Find every line with the word "text". Copy those lines.

═══ Exercise material ═══

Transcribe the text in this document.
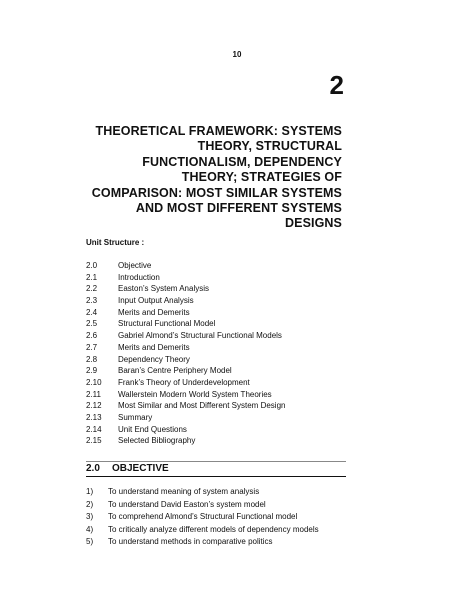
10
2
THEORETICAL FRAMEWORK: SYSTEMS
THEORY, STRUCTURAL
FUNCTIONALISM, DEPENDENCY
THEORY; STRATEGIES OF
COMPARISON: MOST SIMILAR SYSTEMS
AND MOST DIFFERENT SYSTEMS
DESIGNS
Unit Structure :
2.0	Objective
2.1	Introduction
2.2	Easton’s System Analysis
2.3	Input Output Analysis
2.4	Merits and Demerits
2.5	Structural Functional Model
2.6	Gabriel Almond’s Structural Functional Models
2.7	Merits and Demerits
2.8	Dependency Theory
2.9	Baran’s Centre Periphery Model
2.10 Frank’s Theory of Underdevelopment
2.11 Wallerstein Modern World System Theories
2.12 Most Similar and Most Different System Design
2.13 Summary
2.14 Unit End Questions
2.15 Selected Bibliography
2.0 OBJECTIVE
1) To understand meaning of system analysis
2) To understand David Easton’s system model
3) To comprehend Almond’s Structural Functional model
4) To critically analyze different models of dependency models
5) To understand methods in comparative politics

═══
═══ Exercise material ═══

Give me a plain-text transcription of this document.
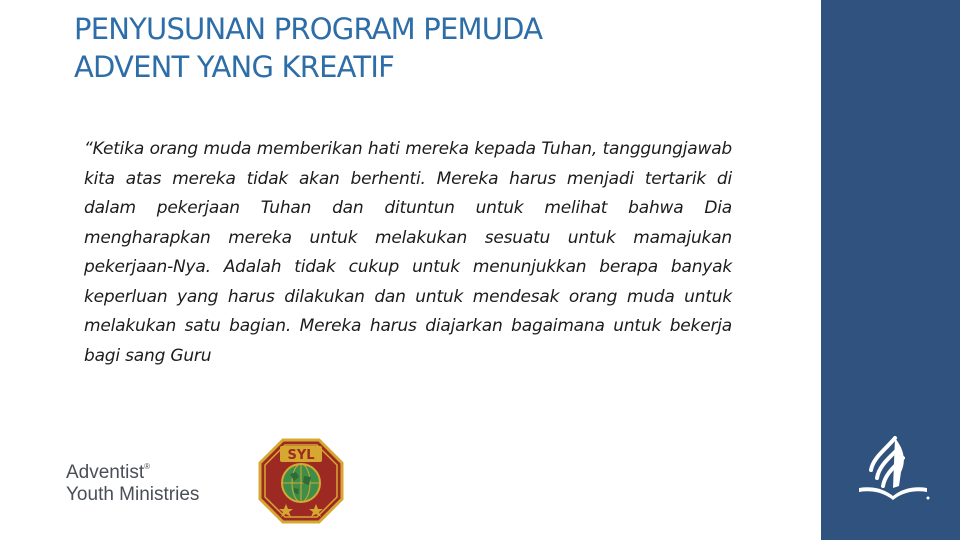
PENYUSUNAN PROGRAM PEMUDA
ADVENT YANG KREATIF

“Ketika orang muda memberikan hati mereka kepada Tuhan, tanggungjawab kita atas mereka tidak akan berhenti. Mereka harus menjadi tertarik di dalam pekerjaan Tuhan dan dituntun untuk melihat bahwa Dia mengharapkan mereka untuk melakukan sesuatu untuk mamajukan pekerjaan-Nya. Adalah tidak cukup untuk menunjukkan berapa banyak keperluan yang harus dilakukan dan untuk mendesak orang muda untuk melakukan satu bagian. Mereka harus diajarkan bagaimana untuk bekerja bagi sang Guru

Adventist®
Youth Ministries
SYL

═══

▶ Result for this task:
Transcribe the text in this document.
Give me a plain-text transcription of this document.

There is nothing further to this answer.